◆ STATED EXERCISE ◆
Go through the entries below and count the lines holding the word "name". Reply with only the number, please.

"""

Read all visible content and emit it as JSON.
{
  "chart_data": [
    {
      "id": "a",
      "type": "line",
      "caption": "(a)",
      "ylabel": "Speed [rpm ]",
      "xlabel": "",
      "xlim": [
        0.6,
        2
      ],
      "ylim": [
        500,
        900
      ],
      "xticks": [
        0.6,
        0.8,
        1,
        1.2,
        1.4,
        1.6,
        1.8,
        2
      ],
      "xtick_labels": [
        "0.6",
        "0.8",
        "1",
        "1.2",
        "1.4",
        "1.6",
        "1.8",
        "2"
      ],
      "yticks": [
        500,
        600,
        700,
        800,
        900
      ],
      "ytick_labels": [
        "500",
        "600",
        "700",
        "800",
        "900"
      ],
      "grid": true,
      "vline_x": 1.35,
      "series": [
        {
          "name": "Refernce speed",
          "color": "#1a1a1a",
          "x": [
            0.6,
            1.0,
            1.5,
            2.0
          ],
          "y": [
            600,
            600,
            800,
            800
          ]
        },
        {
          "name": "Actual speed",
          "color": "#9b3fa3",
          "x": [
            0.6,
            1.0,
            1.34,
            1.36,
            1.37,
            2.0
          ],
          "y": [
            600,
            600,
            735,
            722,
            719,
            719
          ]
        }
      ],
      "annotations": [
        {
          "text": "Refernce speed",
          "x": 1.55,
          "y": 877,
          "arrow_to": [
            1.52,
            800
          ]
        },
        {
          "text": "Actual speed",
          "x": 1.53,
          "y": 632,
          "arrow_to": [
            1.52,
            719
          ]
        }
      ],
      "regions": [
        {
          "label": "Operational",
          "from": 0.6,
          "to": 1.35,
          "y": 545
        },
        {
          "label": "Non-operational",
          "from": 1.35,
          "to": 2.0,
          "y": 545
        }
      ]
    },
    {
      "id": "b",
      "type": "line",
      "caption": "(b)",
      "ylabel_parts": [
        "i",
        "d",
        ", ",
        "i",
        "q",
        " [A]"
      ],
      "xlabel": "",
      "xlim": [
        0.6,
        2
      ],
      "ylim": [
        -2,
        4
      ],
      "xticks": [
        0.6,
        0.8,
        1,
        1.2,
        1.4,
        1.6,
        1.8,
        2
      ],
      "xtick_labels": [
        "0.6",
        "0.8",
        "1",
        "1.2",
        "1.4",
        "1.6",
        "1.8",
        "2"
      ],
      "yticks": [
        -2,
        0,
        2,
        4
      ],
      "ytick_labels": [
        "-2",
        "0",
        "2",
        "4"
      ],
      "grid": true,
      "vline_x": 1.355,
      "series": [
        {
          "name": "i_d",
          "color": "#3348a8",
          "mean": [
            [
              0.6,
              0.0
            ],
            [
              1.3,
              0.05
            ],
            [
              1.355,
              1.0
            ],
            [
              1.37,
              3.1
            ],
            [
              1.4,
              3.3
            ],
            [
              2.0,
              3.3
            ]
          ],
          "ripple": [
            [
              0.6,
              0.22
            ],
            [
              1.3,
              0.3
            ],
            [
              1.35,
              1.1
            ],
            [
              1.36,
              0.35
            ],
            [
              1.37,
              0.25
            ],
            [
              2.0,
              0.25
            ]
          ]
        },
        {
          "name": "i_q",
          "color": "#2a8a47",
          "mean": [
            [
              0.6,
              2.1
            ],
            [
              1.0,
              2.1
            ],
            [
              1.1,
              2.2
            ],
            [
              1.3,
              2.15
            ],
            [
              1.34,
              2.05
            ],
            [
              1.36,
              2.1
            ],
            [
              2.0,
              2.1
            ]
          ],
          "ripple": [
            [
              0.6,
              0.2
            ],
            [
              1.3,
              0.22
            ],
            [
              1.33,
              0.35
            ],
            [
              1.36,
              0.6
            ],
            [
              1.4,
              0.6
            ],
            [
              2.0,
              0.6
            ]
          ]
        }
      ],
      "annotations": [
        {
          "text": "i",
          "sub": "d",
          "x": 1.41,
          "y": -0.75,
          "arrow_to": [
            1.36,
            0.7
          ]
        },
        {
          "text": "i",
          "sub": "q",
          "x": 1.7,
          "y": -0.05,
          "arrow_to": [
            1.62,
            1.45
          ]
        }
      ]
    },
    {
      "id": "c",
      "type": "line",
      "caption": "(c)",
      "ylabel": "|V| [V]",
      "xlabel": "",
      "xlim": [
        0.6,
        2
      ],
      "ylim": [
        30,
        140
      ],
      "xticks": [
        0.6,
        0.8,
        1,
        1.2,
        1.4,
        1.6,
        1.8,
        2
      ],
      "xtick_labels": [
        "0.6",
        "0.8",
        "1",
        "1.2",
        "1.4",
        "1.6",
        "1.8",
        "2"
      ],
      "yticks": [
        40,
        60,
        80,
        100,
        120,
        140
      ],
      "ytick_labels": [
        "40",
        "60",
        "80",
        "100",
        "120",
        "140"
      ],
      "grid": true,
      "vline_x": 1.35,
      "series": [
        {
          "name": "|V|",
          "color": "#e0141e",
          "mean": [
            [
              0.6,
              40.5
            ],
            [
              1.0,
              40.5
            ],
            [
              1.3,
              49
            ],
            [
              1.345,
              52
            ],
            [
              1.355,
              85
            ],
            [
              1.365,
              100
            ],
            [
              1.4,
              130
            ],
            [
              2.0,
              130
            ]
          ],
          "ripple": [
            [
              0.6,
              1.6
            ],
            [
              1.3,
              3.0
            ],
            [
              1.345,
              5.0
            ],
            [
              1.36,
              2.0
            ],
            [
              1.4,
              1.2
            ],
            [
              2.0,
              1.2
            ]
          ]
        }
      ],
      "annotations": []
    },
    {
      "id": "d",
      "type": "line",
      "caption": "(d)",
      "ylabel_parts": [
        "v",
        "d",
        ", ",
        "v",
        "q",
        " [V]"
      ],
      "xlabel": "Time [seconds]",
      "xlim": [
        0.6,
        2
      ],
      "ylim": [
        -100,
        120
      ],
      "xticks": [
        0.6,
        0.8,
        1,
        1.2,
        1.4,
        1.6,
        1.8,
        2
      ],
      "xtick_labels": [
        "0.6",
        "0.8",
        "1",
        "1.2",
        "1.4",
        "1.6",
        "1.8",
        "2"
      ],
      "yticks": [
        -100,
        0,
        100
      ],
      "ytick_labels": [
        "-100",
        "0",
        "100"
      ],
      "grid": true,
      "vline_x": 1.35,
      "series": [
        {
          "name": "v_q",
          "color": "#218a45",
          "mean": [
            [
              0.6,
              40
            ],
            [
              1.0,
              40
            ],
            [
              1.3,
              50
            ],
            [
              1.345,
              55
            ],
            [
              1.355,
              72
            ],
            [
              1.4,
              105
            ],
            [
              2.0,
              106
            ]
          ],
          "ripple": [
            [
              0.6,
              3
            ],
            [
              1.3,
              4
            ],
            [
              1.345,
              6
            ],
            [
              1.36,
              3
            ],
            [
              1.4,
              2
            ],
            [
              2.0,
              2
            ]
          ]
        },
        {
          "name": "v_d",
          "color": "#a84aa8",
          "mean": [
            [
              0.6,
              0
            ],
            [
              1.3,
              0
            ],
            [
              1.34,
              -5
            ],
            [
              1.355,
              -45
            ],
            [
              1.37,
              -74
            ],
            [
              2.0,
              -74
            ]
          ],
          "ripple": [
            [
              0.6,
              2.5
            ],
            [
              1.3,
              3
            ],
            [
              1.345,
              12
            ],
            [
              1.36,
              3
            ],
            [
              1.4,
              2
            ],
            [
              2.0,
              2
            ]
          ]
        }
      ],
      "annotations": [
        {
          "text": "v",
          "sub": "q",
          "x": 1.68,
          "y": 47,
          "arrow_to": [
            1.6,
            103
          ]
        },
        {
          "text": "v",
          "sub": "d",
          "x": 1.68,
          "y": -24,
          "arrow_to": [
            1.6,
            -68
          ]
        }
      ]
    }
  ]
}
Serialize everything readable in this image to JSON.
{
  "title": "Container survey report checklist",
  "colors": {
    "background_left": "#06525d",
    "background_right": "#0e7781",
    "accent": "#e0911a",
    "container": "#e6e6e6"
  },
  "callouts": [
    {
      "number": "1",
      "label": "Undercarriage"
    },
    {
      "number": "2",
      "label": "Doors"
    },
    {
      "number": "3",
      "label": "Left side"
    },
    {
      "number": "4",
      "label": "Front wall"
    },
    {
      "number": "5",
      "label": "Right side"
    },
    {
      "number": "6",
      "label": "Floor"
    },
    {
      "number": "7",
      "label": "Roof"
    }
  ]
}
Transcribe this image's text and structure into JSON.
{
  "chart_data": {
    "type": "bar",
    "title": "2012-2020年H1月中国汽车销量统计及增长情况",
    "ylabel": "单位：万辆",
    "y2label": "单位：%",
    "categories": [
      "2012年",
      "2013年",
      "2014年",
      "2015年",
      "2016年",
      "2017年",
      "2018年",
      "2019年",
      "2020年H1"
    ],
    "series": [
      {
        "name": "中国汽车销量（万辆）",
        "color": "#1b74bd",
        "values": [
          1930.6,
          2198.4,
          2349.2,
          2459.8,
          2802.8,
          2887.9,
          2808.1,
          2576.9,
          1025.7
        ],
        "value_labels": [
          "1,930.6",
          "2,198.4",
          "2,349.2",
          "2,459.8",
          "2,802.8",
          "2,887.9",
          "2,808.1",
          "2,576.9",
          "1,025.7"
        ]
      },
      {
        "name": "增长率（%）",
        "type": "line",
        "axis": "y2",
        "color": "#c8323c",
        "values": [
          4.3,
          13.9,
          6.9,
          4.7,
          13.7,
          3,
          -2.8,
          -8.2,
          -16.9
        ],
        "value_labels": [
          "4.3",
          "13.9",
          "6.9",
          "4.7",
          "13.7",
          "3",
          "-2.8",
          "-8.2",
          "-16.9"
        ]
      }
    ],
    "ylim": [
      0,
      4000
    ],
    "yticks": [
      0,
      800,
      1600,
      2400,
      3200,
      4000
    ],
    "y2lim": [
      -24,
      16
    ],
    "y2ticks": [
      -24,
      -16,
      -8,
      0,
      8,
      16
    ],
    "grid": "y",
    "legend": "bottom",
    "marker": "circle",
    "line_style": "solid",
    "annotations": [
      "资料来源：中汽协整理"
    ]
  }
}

"""

◆ TASK SOLUTION ◆
9